*AIM OF THE TASK*
Give back a single number, the count of lines containing the word "river".
DATA LISTING start
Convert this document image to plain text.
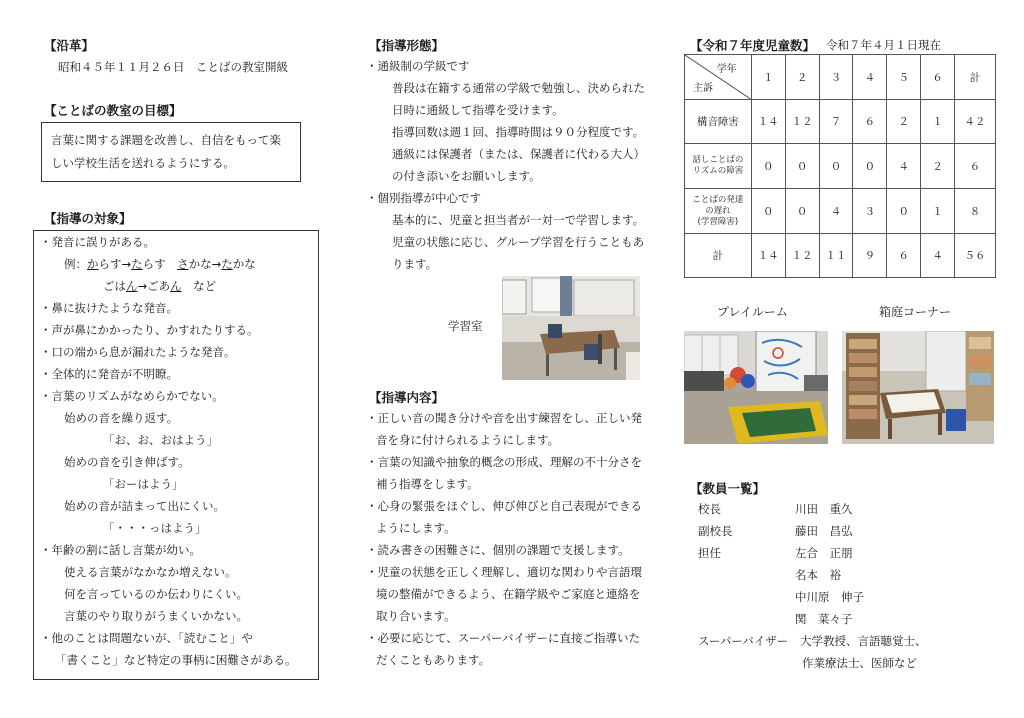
【沿革】
昭和４５年１１月２６日　ことばの教室開級
【ことばの教室の目標】
言葉に関する課題を改善し、自信をもって楽
しい学校生活を送れるようにする。
【指導の対象】
・発音に誤りがある。
例：からす→たらす　さかな→たかな
ごはん→ごあん　など
・鼻に抜けたような発音。
・声が鼻にかかったり、かすれたりする。
・口の端から息が漏れたような発音。
・全体的に発音が不明瞭。
・言葉のリズムがなめらかでない。
始めの音を繰り返す。
「お、お、おはよう」
始めの音を引き伸ばす。
「おーはよう」
始めの音が詰まって出にくい。
「・・・っはよう」
・年齢の割に話し言葉が幼い。
使える言葉がなかなか増えない。
何を言っているのか伝わりにくい。
言葉のやり取りがうまくいかない。
・他のことは問題ないが、「読むこと」や
「書くこと」など特定の事柄に困難さがある。
【指導形態】
・通級制の学級です
普段は在籍する通常の学級で勉強し、決められた
日時に通級して指導を受けます。
指導回数は週１回、指導時間は９０分程度です。
通級には保護者（または、保護者に代わる大人）
の付き添いをお願いします。
・個別指導が中心です
基本的に、児童と担当者が一対一で学習します。
児童の状態に応じ、グループ学習を行うこともあ
ります。
学習室
【指導内容】
・正しい音の聞き分けや音を出す練習をし、正しい発
音を身に付けられるようにします。
・言葉の知識や抽象的概念の形成、理解の不十分さを
補う指導をします。
・心身の緊張をほぐし、伸び伸びと自己表現ができる
ようにします。
・読み書きの困難さに、個別の課題で支援します。
・児童の状態を正しく理解し、適切な関わりや言語環
境の整備ができるよう、在籍学級やご家庭と連絡を
取り合います。
・必要に応じて、スーパーバイザーに直接ご指導いた
だくこともあります。
【令和７年度児童数】 令和７年４月１日現在
学年
主訴	１	２	３	４	５	６	計
構音障害	１４	１２	７	６	２	１	４２
話しことばの
リズムの障害	０	０	０	０	４	２	６
ことばの発達
の遅れ
(学習障害)	０	０	４	３	０	１	８
計	１４	１２	１１	９	６	４	５６
プレイルーム	箱庭コーナー
【教員一覧】
校長	川田　重久
副校長	藤田　昌弘
担任	左合　正朋
名本　裕
中川原　伸子
関　菜々子
スーパーバイザー 大学教授、言語聴覚士、
作業療法士、医師など
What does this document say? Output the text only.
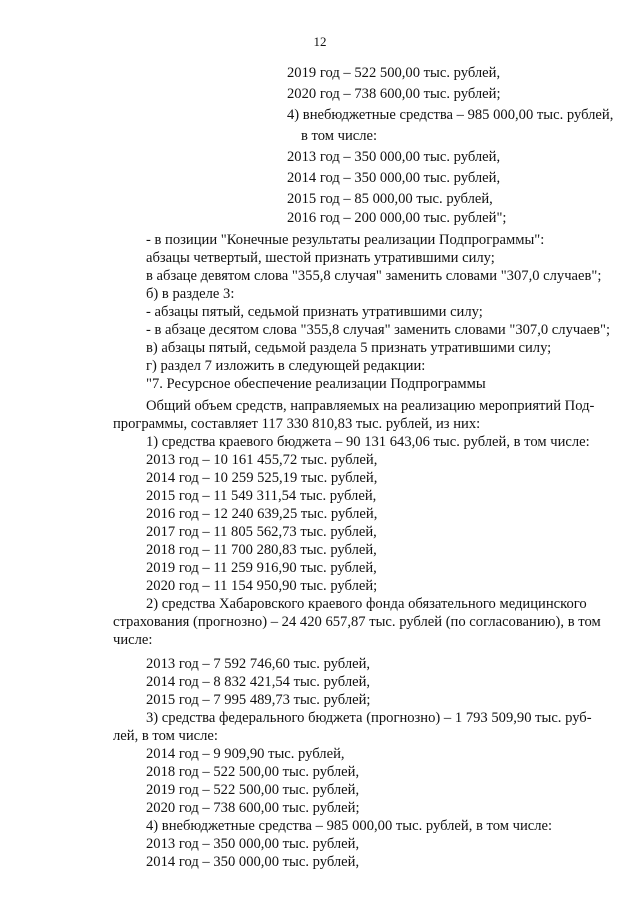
12
2019 год – 522 500,00 тыс. рублей,
2020 год – 738 600,00 тыс. рублей;
4) внебюджетные средства – 985 000,00 тыс. рублей,
в том числе:
2013 год – 350 000,00 тыс. рублей,
2014 год – 350 000,00 тыс. рублей,
2015 год – 85 000,00 тыс. рублей,
2016 год – 200 000,00 тыс. рублей";
- в позиции "Конечные результаты реализации Подпрограммы":
абзацы четвертый, шестой признать утратившими силу;
в абзаце девятом слова "355,8 случая" заменить словами "307,0 случаев";
б) в разделе 3:
- абзацы пятый, седьмой признать утратившими силу;
- в абзаце десятом слова "355,8 случая" заменить словами "307,0 случаев";
в) абзацы пятый, седьмой раздела 5 признать утратившими силу;
г) раздел 7 изложить в следующей редакции:
"7. Ресурсное обеспечение реализации Подпрограммы
Общий объем средств, направляемых на реализацию мероприятий Под-
программы, составляет 117 330 810,83 тыс. рублей, из них:
1) средства краевого бюджета – 90 131 643,06 тыс. рублей, в том числе:
2013 год – 10 161 455,72 тыс. рублей,
2014 год – 10 259 525,19 тыс. рублей,
2015 год – 11 549 311,54 тыс. рублей,
2016 год – 12 240 639,25 тыс. рублей,
2017 год – 11 805 562,73 тыс. рублей,
2018 год – 11 700 280,83 тыс. рублей,
2019 год – 11 259 916,90 тыс. рублей,
2020 год – 11 154 950,90 тыс. рублей;
2) средства Хабаровского краевого фонда обязательного медицинского
страхования (прогнозно) – 24 420 657,87 тыс. рублей (по согласованию), в том
числе:
2013 год – 7 592 746,60 тыс. рублей,
2014 год – 8 832 421,54 тыс. рублей,
2015 год – 7 995 489,73 тыс. рублей;
3) средства федерального бюджета (прогнозно) – 1 793 509,90 тыс. руб-
лей, в том числе:
2014 год – 9 909,90 тыс. рублей,
2018 год – 522 500,00 тыс. рублей,
2019 год – 522 500,00 тыс. рублей,
2020 год – 738 600,00 тыс. рублей;
4) внебюджетные средства – 985 000,00 тыс. рублей, в том числе:
2013 год – 350 000,00 тыс. рублей,
2014 год – 350 000,00 тыс. рублей,
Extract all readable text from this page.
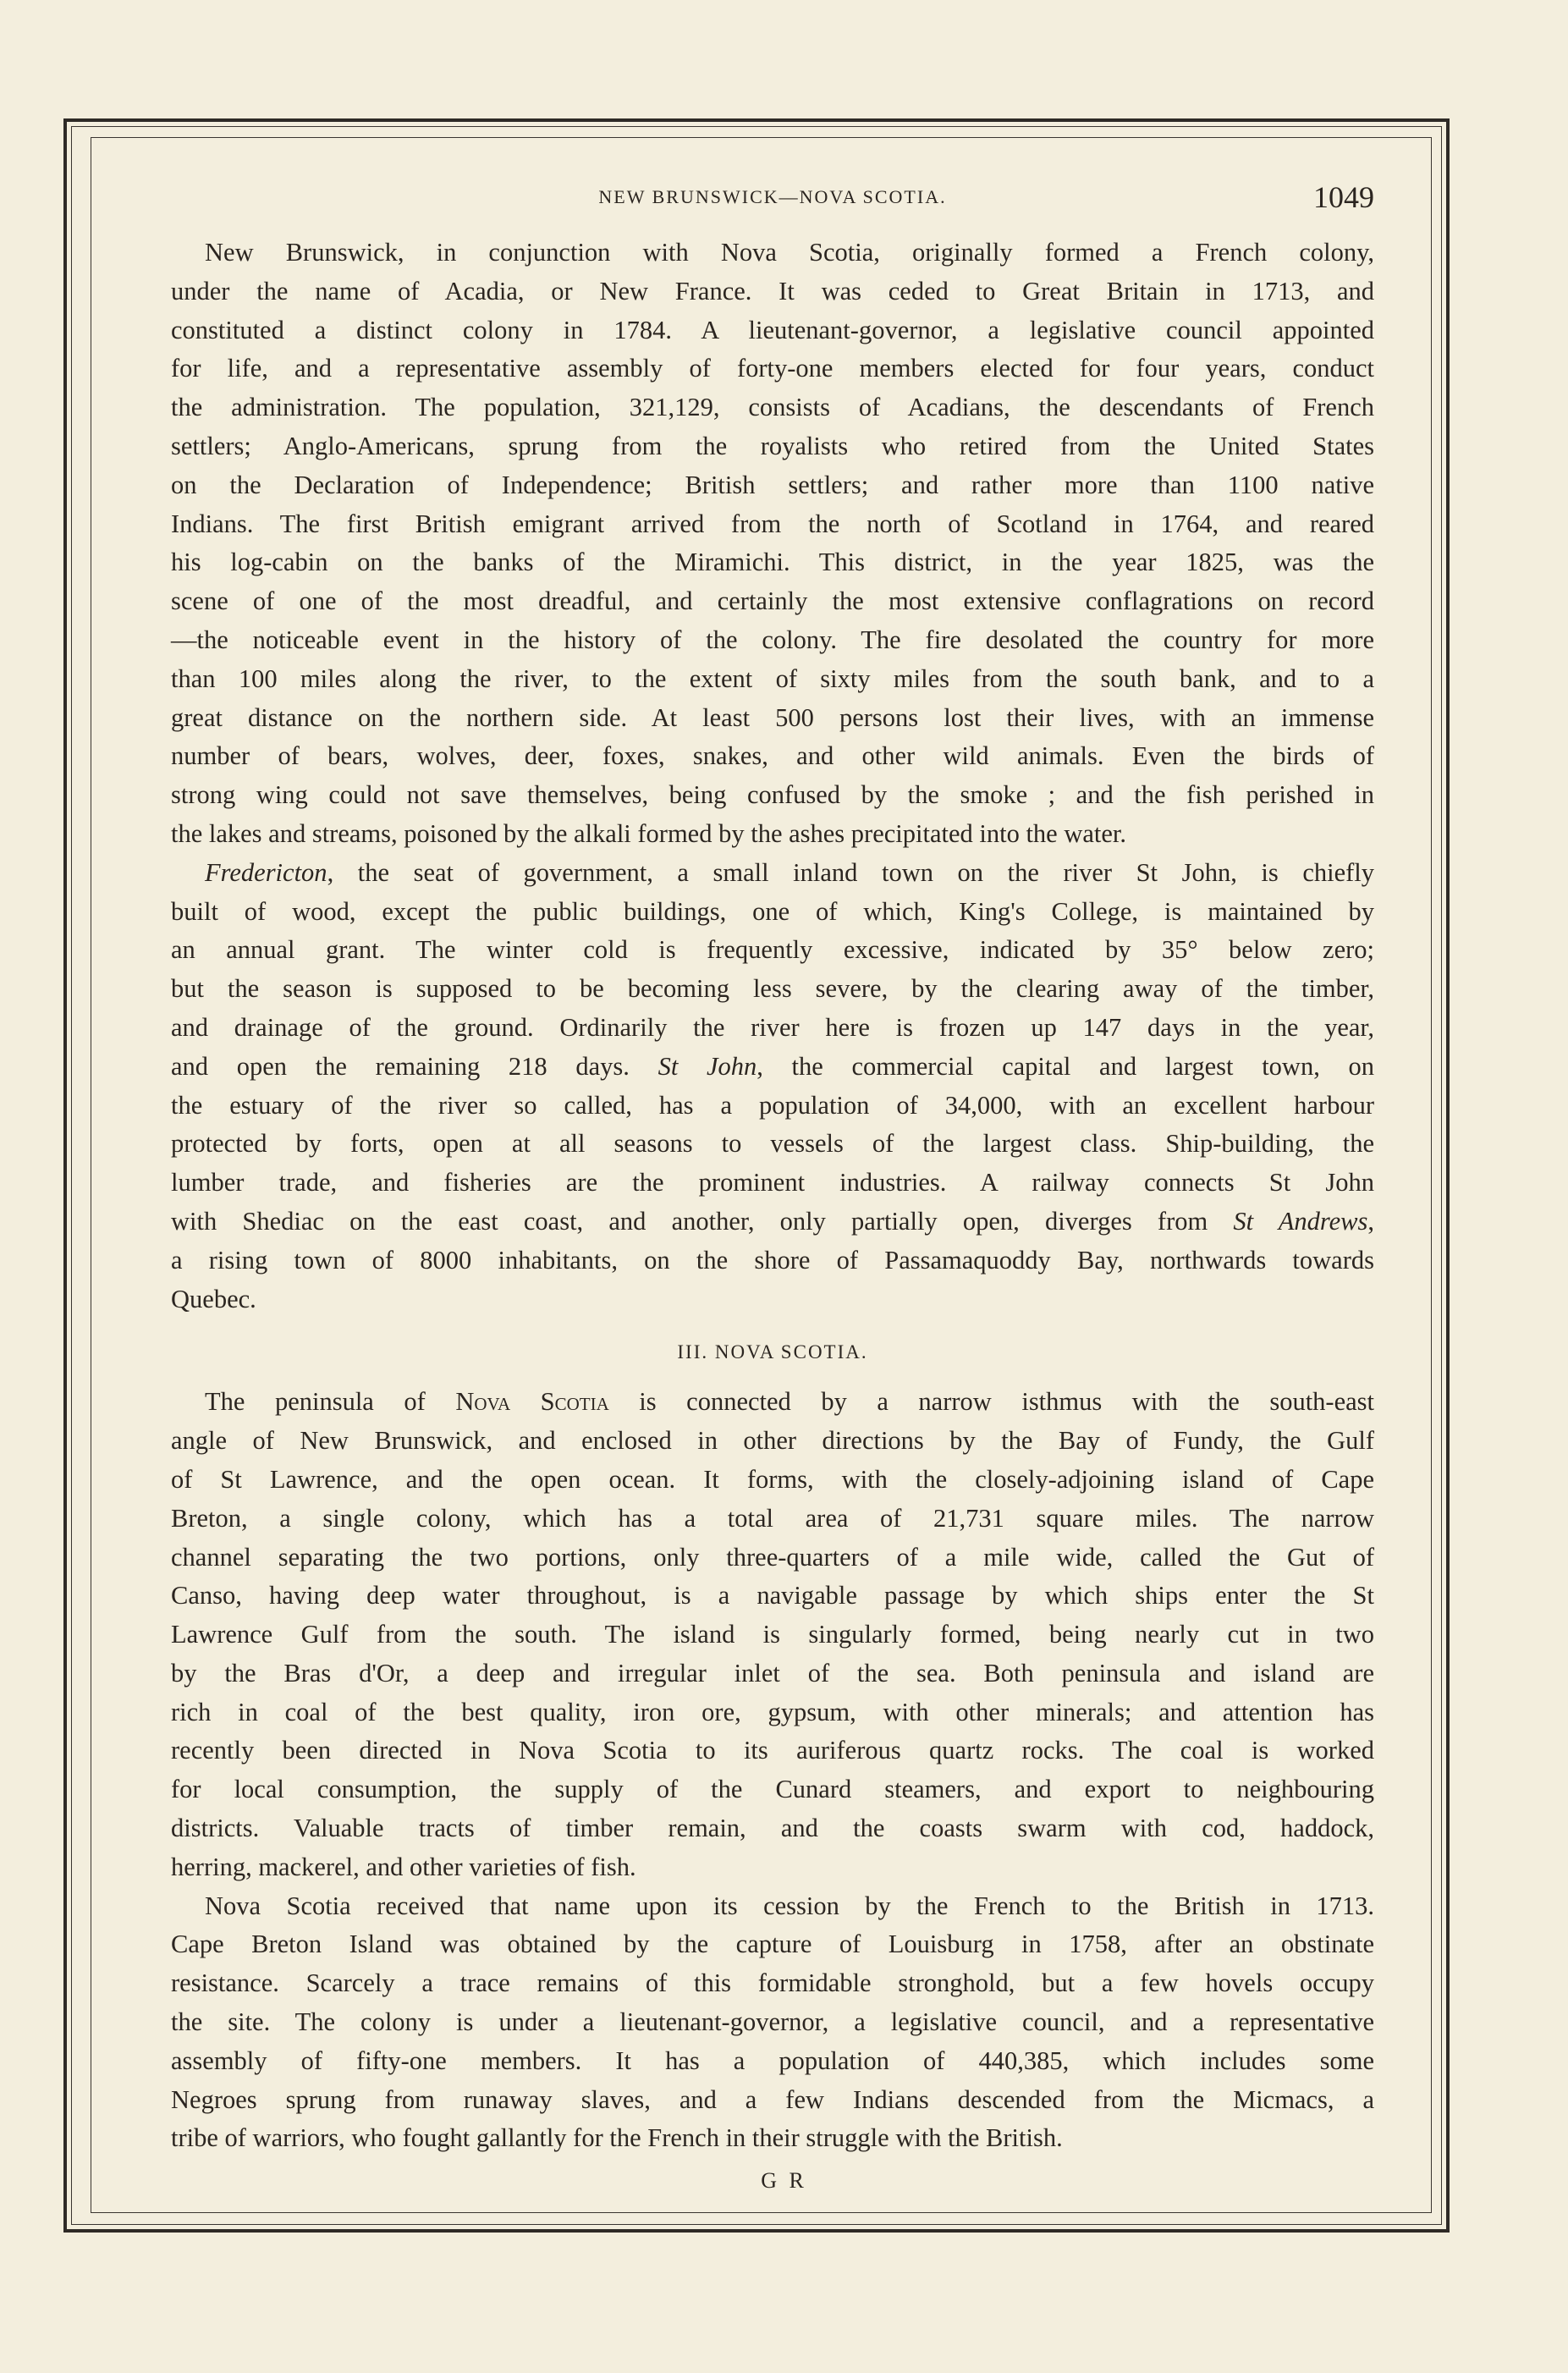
NEW BRUNSWICK—NOVA SCOTIA.	1049
New Brunswick, in conjunction with Nova Scotia, originally formed a French colony,
under the name of Acadia, or New France. It was ceded to Great Britain in 1713, and
constituted a distinct colony in 1784. A lieutenant-governor, a legislative council appointed
for life, and a representative assembly of forty-one members elected for four years, conduct
the administration. The population, 321,129, consists of Acadians, the descendants of French
settlers; Anglo-Americans, sprung from the royalists who retired from the United States
on the Declaration of Independence; British settlers; and rather more than 1100 native
Indians. The first British emigrant arrived from the north of Scotland in 1764, and reared
his log-cabin on the banks of the Miramichi. This district, in the year 1825, was the
scene of one of the most dreadful, and certainly the most extensive conflagrations on record
—the noticeable event in the history of the colony. The fire desolated the country for more
than 100 miles along the river, to the extent of sixty miles from the south bank, and to a
great distance on the northern side. At least 500 persons lost their lives, with an immense
number of bears, wolves, deer, foxes, snakes, and other wild animals. Even the birds of
strong wing could not save themselves, being confused by the smoke ; and the fish perished in
the lakes and streams, poisoned by the alkali formed by the ashes precipitated into the water.
Fredericton, the seat of government, a small inland town on the river St John, is chiefly
built of wood, except the public buildings, one of which, King's College, is maintained by
an annual grant. The winter cold is frequently excessive, indicated by 35° below zero;
but the season is supposed to be becoming less severe, by the clearing away of the timber,
and drainage of the ground. Ordinarily the river here is frozen up 147 days in the year,
and open the remaining 218 days. St John, the commercial capital and largest town, on
the estuary of the river so called, has a population of 34,000, with an excellent harbour
protected by forts, open at all seasons to vessels of the largest class. Ship-building, the
lumber trade, and fisheries are the prominent industries. A railway connects St John
with Shediac on the east coast, and another, only partially open, diverges from St Andrews,
a rising town of 8000 inhabitants, on the shore of Passamaquoddy Bay, northwards towards
Quebec.
III. NOVA SCOTIA.
The peninsula of Nova Scotia is connected by a narrow isthmus with the south-east
angle of New Brunswick, and enclosed in other directions by the Bay of Fundy, the Gulf
of St Lawrence, and the open ocean. It forms, with the closely-adjoining island of Cape
Breton, a single colony, which has a total area of 21,731 square miles. The narrow
channel separating the two portions, only three-quarters of a mile wide, called the Gut of
Canso, having deep water throughout, is a navigable passage by which ships enter the St
Lawrence Gulf from the south. The island is singularly formed, being nearly cut in two
by the Bras d'Or, a deep and irregular inlet of the sea. Both peninsula and island are
rich in coal of the best quality, iron ore, gypsum, with other minerals; and attention has
recently been directed in Nova Scotia to its auriferous quartz rocks. The coal is worked
for local consumption, the supply of the Cunard steamers, and export to neighbouring
districts. Valuable tracts of timber remain, and the coasts swarm with cod, haddock,
herring, mackerel, and other varieties of fish.
Nova Scotia received that name upon its cession by the French to the British in 1713.
Cape Breton Island was obtained by the capture of Louisburg in 1758, after an obstinate
resistance. Scarcely a trace remains of this formidable stronghold, but a few hovels occupy
the site. The colony is under a lieutenant-governor, a legislative council, and a representative
assembly of fifty-one members. It has a population of 440,385, which includes some
Negroes sprung from runaway slaves, and a few Indians descended from the Micmacs, a
tribe of warriors, who fought gallantly for the French in their struggle with the British.
G R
DATA LISTING end
*COMPLETE RESPONSE*
4